#### Directions for this task
Tally every line of the listing below that holds "title", then give the tally alone.

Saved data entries

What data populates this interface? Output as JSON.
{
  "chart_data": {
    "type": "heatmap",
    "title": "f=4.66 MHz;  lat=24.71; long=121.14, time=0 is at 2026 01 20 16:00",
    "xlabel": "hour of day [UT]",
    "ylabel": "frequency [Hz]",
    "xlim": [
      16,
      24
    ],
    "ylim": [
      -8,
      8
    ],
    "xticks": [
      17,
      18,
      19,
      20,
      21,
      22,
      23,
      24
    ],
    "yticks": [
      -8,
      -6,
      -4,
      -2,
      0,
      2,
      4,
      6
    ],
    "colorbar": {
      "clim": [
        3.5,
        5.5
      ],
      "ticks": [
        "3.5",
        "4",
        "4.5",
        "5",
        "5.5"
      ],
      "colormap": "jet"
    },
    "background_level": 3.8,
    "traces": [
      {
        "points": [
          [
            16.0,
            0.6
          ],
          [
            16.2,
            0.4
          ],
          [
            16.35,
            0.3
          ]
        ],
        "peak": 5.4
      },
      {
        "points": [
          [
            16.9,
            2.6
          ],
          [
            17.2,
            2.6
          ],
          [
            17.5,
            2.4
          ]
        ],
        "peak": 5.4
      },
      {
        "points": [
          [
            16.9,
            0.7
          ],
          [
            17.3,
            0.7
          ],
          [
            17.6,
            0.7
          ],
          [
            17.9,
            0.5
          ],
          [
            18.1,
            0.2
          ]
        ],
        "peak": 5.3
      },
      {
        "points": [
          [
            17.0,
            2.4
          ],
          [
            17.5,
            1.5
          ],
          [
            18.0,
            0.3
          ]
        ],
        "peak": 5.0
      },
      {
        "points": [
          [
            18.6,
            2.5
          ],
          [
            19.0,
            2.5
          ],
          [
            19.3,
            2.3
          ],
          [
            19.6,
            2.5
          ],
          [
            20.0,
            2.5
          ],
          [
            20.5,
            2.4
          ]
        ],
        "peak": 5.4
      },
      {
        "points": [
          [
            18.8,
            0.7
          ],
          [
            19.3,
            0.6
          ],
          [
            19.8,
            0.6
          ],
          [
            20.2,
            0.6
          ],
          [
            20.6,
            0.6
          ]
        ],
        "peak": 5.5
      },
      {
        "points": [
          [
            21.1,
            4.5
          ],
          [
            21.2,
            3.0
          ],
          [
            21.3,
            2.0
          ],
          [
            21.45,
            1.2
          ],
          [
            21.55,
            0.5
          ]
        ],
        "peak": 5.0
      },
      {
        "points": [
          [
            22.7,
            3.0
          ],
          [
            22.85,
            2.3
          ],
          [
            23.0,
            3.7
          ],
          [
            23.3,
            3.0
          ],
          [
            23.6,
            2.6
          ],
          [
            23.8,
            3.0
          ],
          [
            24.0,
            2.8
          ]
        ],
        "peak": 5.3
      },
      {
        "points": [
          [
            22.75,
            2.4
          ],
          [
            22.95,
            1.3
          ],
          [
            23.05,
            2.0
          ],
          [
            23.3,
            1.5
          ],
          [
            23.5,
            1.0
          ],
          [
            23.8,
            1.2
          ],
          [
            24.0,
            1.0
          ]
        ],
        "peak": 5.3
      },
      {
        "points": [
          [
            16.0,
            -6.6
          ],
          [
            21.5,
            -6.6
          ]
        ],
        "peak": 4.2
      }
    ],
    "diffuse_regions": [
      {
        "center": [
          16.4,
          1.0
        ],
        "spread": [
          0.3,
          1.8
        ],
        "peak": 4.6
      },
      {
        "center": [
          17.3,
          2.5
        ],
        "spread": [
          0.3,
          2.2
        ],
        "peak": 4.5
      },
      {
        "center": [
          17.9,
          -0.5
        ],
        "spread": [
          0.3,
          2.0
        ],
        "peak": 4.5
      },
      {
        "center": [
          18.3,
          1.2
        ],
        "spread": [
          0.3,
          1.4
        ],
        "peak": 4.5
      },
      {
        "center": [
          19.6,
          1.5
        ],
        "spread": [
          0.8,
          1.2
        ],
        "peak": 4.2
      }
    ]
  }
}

--

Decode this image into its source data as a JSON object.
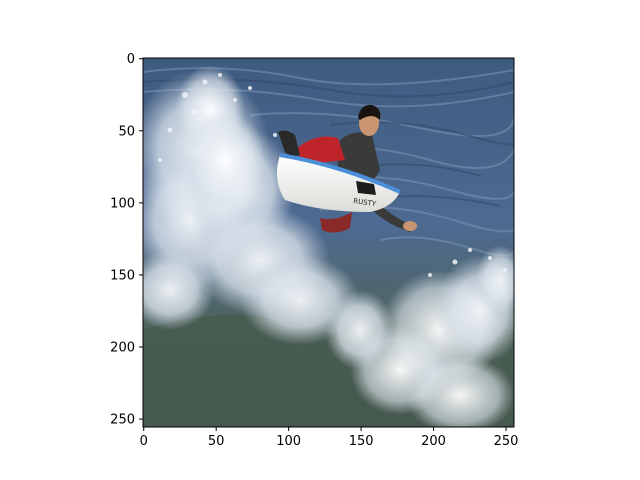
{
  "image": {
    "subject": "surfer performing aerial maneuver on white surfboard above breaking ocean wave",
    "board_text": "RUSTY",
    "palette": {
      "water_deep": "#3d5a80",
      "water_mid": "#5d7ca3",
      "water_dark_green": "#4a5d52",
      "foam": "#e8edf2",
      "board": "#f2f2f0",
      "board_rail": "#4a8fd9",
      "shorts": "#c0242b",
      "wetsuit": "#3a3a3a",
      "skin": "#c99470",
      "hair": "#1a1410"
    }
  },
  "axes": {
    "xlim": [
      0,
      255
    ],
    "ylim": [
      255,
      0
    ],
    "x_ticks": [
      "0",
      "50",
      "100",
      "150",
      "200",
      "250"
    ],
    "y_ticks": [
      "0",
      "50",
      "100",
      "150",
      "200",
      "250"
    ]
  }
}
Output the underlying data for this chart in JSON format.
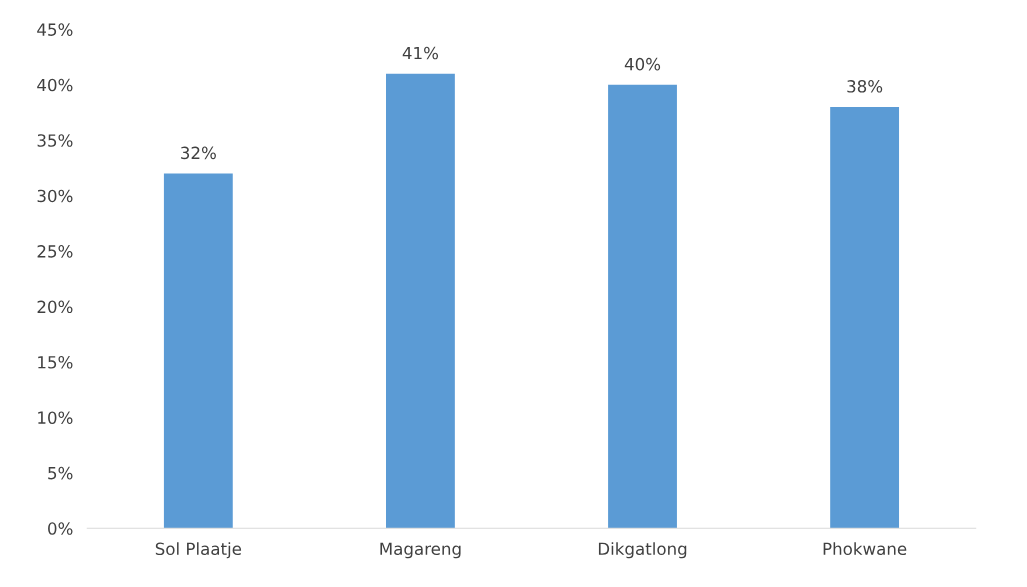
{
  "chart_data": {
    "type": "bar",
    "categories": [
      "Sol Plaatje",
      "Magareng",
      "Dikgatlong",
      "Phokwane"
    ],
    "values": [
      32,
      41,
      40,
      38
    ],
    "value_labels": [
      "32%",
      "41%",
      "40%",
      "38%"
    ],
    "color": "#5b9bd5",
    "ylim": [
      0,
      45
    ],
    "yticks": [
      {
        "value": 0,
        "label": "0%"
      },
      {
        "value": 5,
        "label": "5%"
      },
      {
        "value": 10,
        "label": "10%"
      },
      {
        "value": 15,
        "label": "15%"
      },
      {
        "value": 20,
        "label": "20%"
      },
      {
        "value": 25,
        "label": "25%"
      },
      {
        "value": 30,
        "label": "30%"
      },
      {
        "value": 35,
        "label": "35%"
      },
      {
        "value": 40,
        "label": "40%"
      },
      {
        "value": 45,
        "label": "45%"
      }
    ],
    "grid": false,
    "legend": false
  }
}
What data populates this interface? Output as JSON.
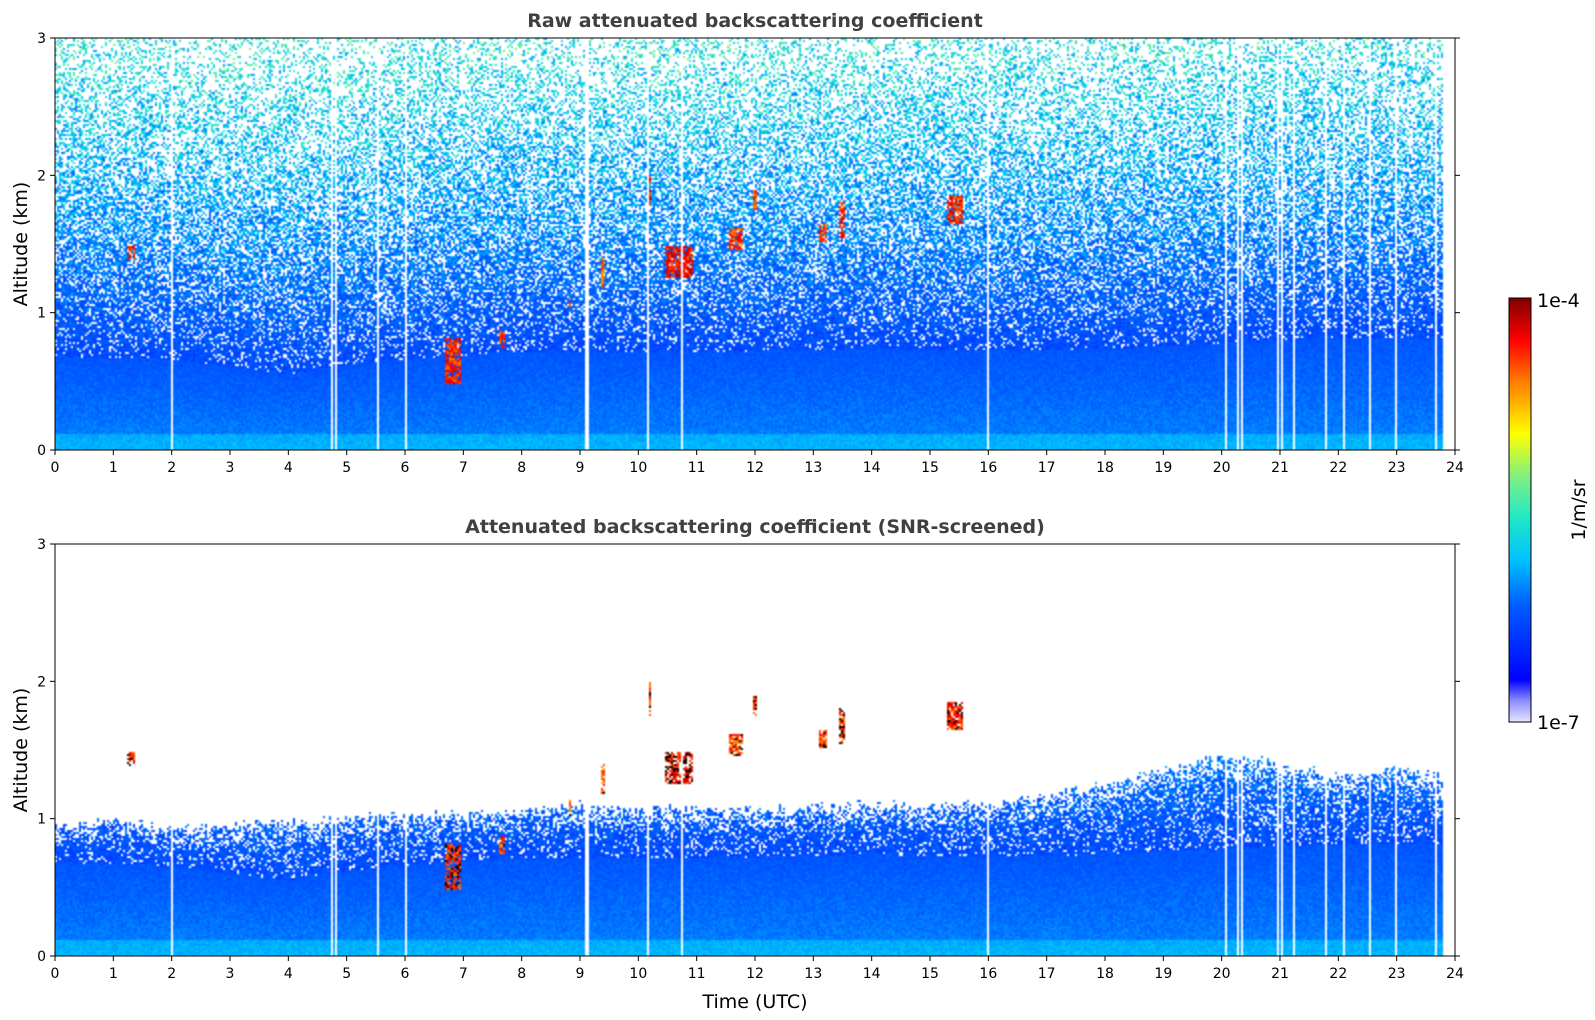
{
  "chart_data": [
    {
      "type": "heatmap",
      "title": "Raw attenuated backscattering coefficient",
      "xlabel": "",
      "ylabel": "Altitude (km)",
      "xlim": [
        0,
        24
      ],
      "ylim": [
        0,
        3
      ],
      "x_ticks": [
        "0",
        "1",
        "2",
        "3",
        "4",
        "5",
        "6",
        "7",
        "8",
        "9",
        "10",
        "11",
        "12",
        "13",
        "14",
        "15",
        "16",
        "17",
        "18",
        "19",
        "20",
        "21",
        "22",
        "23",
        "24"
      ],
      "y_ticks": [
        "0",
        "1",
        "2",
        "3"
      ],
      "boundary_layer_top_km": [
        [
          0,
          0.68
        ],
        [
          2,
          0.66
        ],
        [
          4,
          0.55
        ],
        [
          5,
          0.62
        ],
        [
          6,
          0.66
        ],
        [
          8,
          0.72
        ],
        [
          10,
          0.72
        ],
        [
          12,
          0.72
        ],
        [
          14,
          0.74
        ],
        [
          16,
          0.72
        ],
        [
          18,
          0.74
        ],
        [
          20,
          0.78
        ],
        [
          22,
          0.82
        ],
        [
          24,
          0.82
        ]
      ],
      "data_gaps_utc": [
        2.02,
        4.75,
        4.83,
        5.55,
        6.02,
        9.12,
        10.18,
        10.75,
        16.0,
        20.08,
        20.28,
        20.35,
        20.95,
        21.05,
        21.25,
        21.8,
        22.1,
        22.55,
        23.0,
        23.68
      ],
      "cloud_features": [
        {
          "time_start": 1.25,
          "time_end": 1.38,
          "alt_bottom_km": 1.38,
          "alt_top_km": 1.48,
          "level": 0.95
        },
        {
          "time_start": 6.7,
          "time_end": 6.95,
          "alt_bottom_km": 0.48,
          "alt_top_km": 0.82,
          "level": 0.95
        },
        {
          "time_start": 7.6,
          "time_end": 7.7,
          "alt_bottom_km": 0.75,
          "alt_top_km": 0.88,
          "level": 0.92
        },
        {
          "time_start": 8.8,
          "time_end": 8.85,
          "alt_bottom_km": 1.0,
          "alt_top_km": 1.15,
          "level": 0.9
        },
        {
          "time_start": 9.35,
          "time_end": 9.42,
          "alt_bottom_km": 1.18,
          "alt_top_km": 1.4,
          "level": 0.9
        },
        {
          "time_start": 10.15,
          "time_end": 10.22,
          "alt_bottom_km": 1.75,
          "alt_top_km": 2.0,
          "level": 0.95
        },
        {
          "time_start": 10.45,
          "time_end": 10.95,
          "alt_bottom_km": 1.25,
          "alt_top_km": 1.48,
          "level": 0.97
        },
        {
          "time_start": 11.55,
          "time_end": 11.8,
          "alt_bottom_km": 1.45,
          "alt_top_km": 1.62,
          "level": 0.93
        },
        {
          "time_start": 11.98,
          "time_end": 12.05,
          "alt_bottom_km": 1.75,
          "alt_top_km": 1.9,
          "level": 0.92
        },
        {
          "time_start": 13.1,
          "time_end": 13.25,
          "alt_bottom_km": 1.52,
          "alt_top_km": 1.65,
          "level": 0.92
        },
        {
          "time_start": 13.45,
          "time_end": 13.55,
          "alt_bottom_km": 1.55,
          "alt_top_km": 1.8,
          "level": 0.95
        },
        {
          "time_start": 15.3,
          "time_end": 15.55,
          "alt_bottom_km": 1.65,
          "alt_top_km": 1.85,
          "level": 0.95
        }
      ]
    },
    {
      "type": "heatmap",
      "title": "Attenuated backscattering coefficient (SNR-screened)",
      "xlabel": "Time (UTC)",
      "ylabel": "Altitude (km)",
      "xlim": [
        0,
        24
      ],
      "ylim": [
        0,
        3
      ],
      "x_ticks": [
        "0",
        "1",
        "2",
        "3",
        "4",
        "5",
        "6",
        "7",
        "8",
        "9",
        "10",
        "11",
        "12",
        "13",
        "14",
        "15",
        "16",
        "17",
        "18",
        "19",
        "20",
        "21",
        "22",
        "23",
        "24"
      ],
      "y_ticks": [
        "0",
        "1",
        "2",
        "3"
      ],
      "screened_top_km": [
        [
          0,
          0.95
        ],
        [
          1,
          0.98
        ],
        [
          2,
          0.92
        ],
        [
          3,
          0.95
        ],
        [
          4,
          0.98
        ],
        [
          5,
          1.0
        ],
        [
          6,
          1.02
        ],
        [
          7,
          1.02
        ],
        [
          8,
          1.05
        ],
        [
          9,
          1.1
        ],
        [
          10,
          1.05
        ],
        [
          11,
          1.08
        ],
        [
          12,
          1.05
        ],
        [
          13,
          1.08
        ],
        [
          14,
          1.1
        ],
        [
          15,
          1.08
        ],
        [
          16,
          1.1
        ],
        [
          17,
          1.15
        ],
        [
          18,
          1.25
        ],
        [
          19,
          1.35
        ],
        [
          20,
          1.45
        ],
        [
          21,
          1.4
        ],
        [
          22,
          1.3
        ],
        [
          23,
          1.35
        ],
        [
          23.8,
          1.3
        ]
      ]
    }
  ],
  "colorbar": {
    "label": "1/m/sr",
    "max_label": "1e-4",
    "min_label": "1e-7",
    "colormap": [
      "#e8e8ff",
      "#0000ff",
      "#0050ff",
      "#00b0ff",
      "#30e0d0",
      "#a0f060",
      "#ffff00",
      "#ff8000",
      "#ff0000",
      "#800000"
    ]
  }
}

#### Solution for this problem
3